## Material

════

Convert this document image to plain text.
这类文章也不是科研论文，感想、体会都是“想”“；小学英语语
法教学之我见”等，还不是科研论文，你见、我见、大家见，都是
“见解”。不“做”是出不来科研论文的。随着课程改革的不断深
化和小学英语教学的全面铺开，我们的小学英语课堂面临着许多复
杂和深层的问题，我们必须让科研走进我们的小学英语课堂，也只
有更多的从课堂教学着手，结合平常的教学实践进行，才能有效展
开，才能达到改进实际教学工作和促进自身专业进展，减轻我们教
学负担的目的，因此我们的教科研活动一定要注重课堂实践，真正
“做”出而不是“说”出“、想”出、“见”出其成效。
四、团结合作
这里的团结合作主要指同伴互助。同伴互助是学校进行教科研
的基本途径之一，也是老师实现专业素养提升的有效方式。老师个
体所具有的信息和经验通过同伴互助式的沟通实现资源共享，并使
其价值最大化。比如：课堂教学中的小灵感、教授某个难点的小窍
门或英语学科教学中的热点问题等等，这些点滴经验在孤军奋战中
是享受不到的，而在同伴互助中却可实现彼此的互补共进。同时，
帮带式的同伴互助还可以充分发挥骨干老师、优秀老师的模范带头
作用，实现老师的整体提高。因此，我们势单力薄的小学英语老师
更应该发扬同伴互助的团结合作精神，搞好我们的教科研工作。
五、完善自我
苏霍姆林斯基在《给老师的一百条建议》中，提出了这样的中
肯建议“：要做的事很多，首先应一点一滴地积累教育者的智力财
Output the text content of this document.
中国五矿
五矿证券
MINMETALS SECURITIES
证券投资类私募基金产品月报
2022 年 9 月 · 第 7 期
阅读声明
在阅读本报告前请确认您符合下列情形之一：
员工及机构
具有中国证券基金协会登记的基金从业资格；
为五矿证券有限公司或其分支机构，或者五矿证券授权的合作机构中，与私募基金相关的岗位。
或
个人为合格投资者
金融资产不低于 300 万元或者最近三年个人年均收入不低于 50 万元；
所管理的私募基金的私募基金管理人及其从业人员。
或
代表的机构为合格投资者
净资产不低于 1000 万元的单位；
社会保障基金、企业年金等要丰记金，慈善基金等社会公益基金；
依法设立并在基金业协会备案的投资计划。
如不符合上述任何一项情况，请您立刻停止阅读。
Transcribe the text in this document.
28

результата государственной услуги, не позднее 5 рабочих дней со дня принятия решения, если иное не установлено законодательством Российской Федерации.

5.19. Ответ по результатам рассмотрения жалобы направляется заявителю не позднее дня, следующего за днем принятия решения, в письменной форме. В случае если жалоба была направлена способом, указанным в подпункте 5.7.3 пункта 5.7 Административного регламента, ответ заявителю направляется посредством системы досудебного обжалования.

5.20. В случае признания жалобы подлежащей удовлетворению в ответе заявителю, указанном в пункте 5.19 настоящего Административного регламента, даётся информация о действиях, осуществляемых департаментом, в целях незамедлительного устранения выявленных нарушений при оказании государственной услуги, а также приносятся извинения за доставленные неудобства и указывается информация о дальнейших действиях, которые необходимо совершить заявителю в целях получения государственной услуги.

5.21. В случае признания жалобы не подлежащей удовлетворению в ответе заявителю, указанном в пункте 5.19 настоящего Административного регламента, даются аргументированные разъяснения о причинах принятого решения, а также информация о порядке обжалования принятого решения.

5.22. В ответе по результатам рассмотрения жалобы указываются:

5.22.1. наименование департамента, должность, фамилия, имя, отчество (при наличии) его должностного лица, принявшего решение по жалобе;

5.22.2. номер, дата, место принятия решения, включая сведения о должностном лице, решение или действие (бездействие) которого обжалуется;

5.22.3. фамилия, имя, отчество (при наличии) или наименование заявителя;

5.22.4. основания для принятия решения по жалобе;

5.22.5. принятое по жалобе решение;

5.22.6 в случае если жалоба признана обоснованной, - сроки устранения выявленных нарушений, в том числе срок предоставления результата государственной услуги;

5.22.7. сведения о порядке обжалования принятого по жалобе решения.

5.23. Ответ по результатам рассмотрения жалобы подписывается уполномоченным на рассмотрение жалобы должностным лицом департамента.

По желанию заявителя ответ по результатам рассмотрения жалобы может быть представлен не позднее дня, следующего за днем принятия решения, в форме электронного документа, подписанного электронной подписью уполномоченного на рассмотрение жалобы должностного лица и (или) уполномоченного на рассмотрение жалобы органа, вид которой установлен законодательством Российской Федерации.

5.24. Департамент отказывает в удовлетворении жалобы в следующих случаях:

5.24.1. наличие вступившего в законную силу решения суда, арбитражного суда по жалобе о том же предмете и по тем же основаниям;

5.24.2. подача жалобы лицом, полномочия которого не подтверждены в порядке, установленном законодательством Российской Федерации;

════

## Task brief
Copy out the whole listing exactly as written.

## Written answer
Convert this document image to plain text.
这类文章也不是科研论文，感想、体会都是“想”“；小学英语语
法教学之我见”等，还不是科研论文，你见、我见、大家见，都是
“见解”。不“做”是出不来科研论文的。随着课程改革的不断深
化和小学英语教学的全面铺开，我们的小学英语课堂面临着许多复
杂和深层的问题，我们必须让科研走进我们的小学英语课堂，也只
有更多的从课堂教学着手，结合平常的教学实践进行，才能有效展
开，才能达到改进实际教学工作和促进自身专业进展，减轻我们教
学负担的目的，因此我们的教科研活动一定要注重课堂实践，真正
“做”出而不是“说”出“、想”出、“见”出其成效。
四、团结合作
这里的团结合作主要指同伴互助。同伴互助是学校进行教科研
的基本途径之一，也是老师实现专业素养提升的有效方式。老师个
体所具有的信息和经验通过同伴互助式的沟通实现资源共享，并使
其价值最大化。比如：课堂教学中的小灵感、教授某个难点的小窍
门或英语学科教学中的热点问题等等，这些点滴经验在孤军奋战中
是享受不到的，而在同伴互助中却可实现彼此的互补共进。同时，
帮带式的同伴互助还可以充分发挥骨干老师、优秀老师的模范带头
作用，实现老师的整体提高。因此，我们势单力薄的小学英语老师
更应该发扬同伴互助的团结合作精神，搞好我们的教科研工作。
五、完善自我
苏霍姆林斯基在《给老师的一百条建议》中，提出了这样的中
肯建议“：要做的事很多，首先应一点一滴地积累教育者的智力财
Output the text content of this document.
中国五矿
五矿证券
MINMETALS SECURITIES
证券投资类私募基金产品月报
2022 年 9 月 · 第 7 期
阅读声明
在阅读本报告前请确认您符合下列情形之一：
员工及机构
具有中国证券基金协会登记的基金从业资格；
为五矿证券有限公司或其分支机构，或者五矿证券授权的合作机构中，与私募基金相关的岗位。
或
个人为合格投资者
金融资产不低于 300 万元或者最近三年个人年均收入不低于 50 万元；
所管理的私募基金的私募基金管理人及其从业人员。
或
代表的机构为合格投资者
净资产不低于 1000 万元的单位；
社会保障基金、企业年金等要丰记金，慈善基金等社会公益基金；
依法设立并在基金业协会备案的投资计划。
如不符合上述任何一项情况，请您立刻停止阅读。
Transcribe the text in this document.
28

результата государственной услуги, не позднее 5 рабочих дней со дня принятия решения, если иное не установлено законодательством Российской Федерации.

5.19. Ответ по результатам рассмотрения жалобы направляется заявителю не позднее дня, следующего за днем принятия решения, в письменной форме. В случае если жалоба была направлена способом, указанным в подпункте 5.7.3 пункта 5.7 Административного регламента, ответ заявителю направляется посредством системы досудебного обжалования.

5.20. В случае признания жалобы подлежащей удовлетворению в ответе заявителю, указанном в пункте 5.19 настоящего Административного регламента, даётся информация о действиях, осуществляемых департаментом, в целях незамедлительного устранения выявленных нарушений при оказании государственной услуги, а также приносятся извинения за доставленные неудобства и указывается информация о дальнейших действиях, которые необходимо совершить заявителю в целях получения государственной услуги.

5.21. В случае признания жалобы не подлежащей удовлетворению в ответе заявителю, указанном в пункте 5.19 настоящего Административного регламента, даются аргументированные разъяснения о причинах принятого решения, а также информация о порядке обжалования принятого решения.

5.22. В ответе по результатам рассмотрения жалобы указываются:

5.22.1. наименование департамента, должность, фамилия, имя, отчество (при наличии) его должностного лица, принявшего решение по жалобе;

5.22.2. номер, дата, место принятия решения, включая сведения о должностном лице, решение или действие (бездействие) которого обжалуется;

5.22.3. фамилия, имя, отчество (при наличии) или наименование заявителя;

5.22.4. основания для принятия решения по жалобе;

5.22.5. принятое по жалобе решение;

5.22.6 в случае если жалоба признана обоснованной, - сроки устранения выявленных нарушений, в том числе срок предоставления результата государственной услуги;

5.22.7. сведения о порядке обжалования принятого по жалобе решения.

5.23. Ответ по результатам рассмотрения жалобы подписывается уполномоченным на рассмотрение жалобы должностным лицом департамента.

По желанию заявителя ответ по результатам рассмотрения жалобы может быть представлен не позднее дня, следующего за днем принятия решения, в форме электронного документа, подписанного электронной подписью уполномоченного на рассмотрение жалобы должностного лица и (или) уполномоченного на рассмотрение жалобы органа, вид которой установлен законодательством Российской Федерации.

5.24. Департамент отказывает в удовлетворении жалобы в следующих случаях:

5.24.1. наличие вступившего в законную силу решения суда, арбитражного суда по жалобе о том же предмете и по тем же основаниям;

5.24.2. подача жалобы лицом, полномочия которого не подтверждены в порядке, установленном законодательством Российской Федерации;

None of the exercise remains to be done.